__TASK BRIEF__: The data below is to be set down exactly.

★ ★ ★ ★ ★

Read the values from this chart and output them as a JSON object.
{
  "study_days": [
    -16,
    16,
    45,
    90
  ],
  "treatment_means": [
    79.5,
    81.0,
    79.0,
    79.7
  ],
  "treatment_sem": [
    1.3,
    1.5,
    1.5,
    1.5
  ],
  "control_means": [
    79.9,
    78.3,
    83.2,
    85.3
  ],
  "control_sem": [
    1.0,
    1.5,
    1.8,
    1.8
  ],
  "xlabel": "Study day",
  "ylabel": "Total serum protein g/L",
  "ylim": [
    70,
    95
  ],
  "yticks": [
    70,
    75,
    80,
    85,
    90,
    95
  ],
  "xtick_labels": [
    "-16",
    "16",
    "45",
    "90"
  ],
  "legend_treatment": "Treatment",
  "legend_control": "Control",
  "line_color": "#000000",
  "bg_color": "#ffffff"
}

★ ★ ★ ★ ★

__PROBLEM SOLUTION__:
Read the values from this chart and output them as a JSON object.
{
  "study_days": [
    -16,
    16,
    45,
    90
  ],
  "treatment_means": [
    79.5,
    81.0,
    79.0,
    79.7
  ],
  "treatment_sem": [
    1.3,
    1.5,
    1.5,
    1.5
  ],
  "control_means": [
    79.9,
    78.3,
    83.2,
    85.3
  ],
  "control_sem": [
    1.0,
    1.5,
    1.8,
    1.8
  ],
  "xlabel": "Study day",
  "ylabel": "Total serum protein g/L",
  "ylim": [
    70,
    95
  ],
  "yticks": [
    70,
    75,
    80,
    85,
    90,
    95
  ],
  "xtick_labels": [
    "-16",
    "16",
    "45",
    "90"
  ],
  "legend_treatment": "Treatment",
  "legend_control": "Control",
  "line_color": "#000000",
  "bg_color": "#ffffff"
}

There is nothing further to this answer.